── Provided records
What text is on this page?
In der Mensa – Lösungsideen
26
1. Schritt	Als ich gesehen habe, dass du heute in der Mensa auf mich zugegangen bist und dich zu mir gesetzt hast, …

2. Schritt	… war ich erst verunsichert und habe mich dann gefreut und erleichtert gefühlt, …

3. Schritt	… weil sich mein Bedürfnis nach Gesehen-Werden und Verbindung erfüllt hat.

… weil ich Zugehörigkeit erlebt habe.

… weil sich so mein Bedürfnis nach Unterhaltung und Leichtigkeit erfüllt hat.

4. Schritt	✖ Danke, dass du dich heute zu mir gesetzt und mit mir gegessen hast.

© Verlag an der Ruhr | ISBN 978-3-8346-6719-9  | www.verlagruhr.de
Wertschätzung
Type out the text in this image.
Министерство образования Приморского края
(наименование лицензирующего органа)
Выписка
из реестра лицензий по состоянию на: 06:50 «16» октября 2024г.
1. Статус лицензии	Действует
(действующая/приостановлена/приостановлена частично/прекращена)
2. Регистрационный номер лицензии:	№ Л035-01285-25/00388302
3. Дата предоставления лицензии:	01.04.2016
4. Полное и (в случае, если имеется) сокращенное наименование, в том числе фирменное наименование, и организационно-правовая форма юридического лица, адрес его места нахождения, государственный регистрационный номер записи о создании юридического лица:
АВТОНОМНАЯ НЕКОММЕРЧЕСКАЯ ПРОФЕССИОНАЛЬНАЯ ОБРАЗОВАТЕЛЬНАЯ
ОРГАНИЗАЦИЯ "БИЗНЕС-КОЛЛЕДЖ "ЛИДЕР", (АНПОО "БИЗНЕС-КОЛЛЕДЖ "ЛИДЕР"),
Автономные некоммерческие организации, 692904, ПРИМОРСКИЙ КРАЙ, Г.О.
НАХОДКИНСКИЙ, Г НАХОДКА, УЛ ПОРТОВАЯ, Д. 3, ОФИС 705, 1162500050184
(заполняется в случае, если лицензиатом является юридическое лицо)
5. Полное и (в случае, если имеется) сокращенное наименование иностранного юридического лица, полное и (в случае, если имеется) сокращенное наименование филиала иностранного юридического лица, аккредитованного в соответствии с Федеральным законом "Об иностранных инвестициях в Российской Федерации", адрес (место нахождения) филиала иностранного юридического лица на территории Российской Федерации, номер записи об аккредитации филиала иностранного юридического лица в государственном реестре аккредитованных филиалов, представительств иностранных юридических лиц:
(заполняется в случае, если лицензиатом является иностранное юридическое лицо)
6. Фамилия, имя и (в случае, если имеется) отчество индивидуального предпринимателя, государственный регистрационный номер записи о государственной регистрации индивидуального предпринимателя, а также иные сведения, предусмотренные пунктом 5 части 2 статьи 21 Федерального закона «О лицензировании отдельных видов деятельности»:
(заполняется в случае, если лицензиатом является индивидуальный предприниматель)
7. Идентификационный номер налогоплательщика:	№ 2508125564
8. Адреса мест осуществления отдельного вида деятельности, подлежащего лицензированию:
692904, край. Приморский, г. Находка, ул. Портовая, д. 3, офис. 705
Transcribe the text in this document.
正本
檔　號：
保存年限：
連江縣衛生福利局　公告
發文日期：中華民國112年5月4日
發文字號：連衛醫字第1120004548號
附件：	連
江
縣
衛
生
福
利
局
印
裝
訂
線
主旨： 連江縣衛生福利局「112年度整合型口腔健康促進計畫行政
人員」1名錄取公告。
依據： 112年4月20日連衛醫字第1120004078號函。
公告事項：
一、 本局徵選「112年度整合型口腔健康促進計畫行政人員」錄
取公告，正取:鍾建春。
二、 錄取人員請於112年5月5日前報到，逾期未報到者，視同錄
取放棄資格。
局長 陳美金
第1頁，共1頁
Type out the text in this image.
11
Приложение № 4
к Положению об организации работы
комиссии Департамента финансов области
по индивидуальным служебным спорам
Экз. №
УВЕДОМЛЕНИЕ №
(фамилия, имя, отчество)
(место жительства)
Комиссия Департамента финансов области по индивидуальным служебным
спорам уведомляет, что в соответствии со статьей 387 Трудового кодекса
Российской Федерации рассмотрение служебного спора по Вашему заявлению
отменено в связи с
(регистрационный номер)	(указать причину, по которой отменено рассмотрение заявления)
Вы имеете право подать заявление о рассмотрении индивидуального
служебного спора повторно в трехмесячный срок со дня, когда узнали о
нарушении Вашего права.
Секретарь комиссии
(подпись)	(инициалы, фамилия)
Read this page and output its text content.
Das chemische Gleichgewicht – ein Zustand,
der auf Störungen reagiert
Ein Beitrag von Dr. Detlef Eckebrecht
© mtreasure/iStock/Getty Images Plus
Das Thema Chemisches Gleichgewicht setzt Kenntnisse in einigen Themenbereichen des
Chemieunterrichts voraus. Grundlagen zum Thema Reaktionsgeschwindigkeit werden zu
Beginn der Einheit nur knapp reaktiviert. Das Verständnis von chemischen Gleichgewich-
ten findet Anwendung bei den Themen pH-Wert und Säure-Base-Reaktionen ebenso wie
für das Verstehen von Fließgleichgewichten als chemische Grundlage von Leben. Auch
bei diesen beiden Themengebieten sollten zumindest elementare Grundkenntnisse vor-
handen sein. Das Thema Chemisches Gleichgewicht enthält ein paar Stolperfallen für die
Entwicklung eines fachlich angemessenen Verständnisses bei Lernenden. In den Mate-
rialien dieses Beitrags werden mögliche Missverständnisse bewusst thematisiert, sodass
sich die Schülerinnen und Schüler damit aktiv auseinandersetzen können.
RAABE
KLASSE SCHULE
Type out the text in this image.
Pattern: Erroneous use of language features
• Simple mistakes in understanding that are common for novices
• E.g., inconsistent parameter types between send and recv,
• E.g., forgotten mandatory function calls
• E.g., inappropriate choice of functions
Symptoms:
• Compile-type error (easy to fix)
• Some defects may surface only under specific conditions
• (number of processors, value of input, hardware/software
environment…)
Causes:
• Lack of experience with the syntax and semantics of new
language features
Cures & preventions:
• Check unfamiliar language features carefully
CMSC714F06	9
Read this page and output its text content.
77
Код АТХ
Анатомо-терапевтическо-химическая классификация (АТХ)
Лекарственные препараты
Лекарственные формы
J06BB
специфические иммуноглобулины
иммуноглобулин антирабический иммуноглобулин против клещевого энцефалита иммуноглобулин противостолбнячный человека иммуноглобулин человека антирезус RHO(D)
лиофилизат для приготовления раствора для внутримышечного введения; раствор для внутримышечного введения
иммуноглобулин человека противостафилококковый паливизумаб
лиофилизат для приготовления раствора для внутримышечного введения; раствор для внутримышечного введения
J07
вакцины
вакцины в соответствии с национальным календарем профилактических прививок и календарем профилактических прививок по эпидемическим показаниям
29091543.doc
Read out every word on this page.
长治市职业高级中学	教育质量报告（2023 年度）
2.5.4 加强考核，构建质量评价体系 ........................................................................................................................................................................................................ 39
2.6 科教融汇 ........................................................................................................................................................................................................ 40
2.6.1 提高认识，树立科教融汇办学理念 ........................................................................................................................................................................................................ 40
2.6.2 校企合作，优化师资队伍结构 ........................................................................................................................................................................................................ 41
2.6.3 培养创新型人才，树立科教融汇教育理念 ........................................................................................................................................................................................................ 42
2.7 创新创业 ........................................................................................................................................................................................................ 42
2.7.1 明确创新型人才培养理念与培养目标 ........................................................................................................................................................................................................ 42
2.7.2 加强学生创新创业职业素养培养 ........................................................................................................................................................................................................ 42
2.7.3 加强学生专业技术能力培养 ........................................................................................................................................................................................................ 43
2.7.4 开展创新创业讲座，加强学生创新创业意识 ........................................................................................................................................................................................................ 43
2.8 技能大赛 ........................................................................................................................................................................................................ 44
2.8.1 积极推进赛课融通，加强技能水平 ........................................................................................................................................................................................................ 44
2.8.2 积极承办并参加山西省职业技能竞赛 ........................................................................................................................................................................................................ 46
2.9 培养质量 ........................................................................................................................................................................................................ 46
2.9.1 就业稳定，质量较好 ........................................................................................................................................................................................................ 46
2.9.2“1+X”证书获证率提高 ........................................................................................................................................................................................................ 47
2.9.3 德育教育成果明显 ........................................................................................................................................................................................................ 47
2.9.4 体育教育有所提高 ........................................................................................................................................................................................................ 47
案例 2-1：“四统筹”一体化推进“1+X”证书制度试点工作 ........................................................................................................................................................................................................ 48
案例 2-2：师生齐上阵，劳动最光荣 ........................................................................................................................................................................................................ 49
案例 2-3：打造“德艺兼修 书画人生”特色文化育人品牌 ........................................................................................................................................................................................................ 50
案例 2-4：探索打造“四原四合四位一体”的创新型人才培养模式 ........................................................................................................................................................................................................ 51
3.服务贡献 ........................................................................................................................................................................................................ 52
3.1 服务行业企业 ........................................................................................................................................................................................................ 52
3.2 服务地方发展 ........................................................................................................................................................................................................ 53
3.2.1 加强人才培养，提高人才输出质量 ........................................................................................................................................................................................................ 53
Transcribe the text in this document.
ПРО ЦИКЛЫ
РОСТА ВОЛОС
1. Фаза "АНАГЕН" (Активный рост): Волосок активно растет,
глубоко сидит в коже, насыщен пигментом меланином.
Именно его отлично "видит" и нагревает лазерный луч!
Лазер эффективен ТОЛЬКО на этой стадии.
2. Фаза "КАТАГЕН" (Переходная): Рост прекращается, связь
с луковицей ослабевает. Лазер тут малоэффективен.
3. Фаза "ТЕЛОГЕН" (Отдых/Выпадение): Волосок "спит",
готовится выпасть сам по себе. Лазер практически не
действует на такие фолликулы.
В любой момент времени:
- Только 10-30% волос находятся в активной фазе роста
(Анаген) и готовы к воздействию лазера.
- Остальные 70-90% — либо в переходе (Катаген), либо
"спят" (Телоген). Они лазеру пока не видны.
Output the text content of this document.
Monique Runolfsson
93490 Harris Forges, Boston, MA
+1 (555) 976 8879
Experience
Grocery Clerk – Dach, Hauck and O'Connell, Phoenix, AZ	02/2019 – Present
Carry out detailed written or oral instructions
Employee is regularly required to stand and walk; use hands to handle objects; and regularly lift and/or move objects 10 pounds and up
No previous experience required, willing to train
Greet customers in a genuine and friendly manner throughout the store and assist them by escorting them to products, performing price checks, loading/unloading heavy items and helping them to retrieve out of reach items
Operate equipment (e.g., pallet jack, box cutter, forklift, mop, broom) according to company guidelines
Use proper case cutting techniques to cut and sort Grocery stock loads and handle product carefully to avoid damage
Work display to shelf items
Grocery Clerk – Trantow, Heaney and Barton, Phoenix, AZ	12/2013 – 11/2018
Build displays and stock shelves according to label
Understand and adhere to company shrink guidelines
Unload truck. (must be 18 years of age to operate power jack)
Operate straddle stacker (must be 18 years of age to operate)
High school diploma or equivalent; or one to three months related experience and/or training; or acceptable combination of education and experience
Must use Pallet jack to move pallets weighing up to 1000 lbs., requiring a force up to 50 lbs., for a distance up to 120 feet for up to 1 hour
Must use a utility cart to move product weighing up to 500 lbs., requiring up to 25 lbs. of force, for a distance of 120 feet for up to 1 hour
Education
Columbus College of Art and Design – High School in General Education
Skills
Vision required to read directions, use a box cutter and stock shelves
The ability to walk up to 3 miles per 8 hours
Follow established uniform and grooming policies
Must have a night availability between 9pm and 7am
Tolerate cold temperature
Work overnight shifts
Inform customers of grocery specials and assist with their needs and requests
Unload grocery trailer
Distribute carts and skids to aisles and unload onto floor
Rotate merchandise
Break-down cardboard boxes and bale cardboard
────
*Objective*
Pull out every line containing "лица".

*Answer for the task*
4. Полное и (в случае, если имеется) сокращенное наименование, в том числе фирменное наименование, и организационно-правовая форма юридического лица, адрес его места нахождения, государственный регистрационный номер записи о создании юридического лица:
5. Полное и (в случае, если имеется) сокращенное наименование иностранного юридического лица, полное и (в случае, если имеется) сокращенное наименование филиала иностранного юридического лица, аккредитованного в соответствии с Федеральным законом "Об иностранных инвестициях в Российской Федерации", адрес (место нахождения) филиала иностранного юридического лица на территории Российской Федерации, номер записи об аккредитации филиала иностранного юридического лица в государственном реестре аккредитованных филиалов, представительств иностранных юридических лиц:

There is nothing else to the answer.